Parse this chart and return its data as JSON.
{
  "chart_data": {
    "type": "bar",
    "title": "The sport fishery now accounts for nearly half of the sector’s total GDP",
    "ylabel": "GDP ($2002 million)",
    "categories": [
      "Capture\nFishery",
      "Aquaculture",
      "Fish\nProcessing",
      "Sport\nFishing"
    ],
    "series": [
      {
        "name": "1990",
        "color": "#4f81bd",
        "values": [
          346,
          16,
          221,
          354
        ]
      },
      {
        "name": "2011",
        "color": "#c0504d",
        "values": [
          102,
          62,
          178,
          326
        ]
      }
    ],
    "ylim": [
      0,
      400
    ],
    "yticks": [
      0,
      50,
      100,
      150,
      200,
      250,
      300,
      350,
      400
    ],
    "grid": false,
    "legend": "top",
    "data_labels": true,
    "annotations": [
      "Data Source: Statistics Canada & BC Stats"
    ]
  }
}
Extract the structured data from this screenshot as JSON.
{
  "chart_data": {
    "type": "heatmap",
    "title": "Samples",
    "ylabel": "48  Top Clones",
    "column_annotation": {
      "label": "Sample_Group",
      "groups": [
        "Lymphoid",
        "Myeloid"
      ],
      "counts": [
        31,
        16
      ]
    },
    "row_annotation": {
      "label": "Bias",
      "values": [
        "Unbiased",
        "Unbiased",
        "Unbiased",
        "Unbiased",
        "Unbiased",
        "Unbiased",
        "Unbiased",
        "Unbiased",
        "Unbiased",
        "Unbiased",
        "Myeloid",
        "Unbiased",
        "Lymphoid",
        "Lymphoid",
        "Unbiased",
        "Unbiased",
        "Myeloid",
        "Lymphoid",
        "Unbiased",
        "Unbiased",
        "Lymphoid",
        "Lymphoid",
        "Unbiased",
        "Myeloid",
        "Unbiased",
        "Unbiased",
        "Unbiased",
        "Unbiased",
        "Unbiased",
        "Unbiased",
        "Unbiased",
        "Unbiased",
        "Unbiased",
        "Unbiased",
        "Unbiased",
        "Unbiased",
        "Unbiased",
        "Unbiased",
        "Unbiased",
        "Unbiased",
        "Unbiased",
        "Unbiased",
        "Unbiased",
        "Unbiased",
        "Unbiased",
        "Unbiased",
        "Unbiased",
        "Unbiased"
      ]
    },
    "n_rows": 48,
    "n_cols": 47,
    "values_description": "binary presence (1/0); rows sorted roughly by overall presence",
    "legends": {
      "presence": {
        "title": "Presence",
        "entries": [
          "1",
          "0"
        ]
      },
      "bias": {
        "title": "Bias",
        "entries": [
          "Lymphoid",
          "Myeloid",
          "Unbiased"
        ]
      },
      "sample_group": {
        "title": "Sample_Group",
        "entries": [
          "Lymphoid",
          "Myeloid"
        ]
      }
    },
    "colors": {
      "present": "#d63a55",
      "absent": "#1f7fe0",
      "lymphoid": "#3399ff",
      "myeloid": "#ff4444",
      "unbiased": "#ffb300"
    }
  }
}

__Exercise aim__: Using the data above, return each line exactly as written.

__Solution__:
Parse this chart and return its data as JSON.
{
  "chart_data": {
    "type": "bar",
    "title": "The sport fishery now accounts for nearly half of the sector’s total GDP",
    "ylabel": "GDP ($2002 million)",
    "categories": [
      "Capture\nFishery",
      "Aquaculture",
      "Fish\nProcessing",
      "Sport\nFishing"
    ],
    "series": [
      {
        "name": "1990",
        "color": "#4f81bd",
        "values": [
          346,
          16,
          221,
          354
        ]
      },
      {
        "name": "2011",
        "color": "#c0504d",
        "values": [
          102,
          62,
          178,
          326
        ]
      }
    ],
    "ylim": [
      0,
      400
    ],
    "yticks": [
      0,
      50,
      100,
      150,
      200,
      250,
      300,
      350,
      400
    ],
    "grid": false,
    "legend": "top",
    "data_labels": true,
    "annotations": [
      "Data Source: Statistics Canada & BC Stats"
    ]
  }
}
Extract the structured data from this screenshot as JSON.
{
  "chart_data": {
    "type": "heatmap",
    "title": "Samples",
    "ylabel": "48  Top Clones",
    "column_annotation": {
      "label": "Sample_Group",
      "groups": [
        "Lymphoid",
        "Myeloid"
      ],
      "counts": [
        31,
        16
      ]
    },
    "row_annotation": {
      "label": "Bias",
      "values": [
        "Unbiased",
        "Unbiased",
        "Unbiased",
        "Unbiased",
        "Unbiased",
        "Unbiased",
        "Unbiased",
        "Unbiased",
        "Unbiased",
        "Unbiased",
        "Myeloid",
        "Unbiased",
        "Lymphoid",
        "Lymphoid",
        "Unbiased",
        "Unbiased",
        "Myeloid",
        "Lymphoid",
        "Unbiased",
        "Unbiased",
        "Lymphoid",
        "Lymphoid",
        "Unbiased",
        "Myeloid",
        "Unbiased",
        "Unbiased",
        "Unbiased",
        "Unbiased",
        "Unbiased",
        "Unbiased",
        "Unbiased",
        "Unbiased",
        "Unbiased",
        "Unbiased",
        "Unbiased",
        "Unbiased",
        "Unbiased",
        "Unbiased",
        "Unbiased",
        "Unbiased",
        "Unbiased",
        "Unbiased",
        "Unbiased",
        "Unbiased",
        "Unbiased",
        "Unbiased",
        "Unbiased",
        "Unbiased"
      ]
    },
    "n_rows": 48,
    "n_cols": 47,
    "values_description": "binary presence (1/0); rows sorted roughly by overall presence",
    "legends": {
      "presence": {
        "title": "Presence",
        "entries": [
          "1",
          "0"
        ]
      },
      "bias": {
        "title": "Bias",
        "entries": [
          "Lymphoid",
          "Myeloid",
          "Unbiased"
        ]
      },
      "sample_group": {
        "title": "Sample_Group",
        "entries": [
          "Lymphoid",
          "Myeloid"
        ]
      }
    },
    "colors": {
      "present": "#d63a55",
      "absent": "#1f7fe0",
      "lymphoid": "#3399ff",
      "myeloid": "#ff4444",
      "unbiased": "#ffb300"
    }
  }
}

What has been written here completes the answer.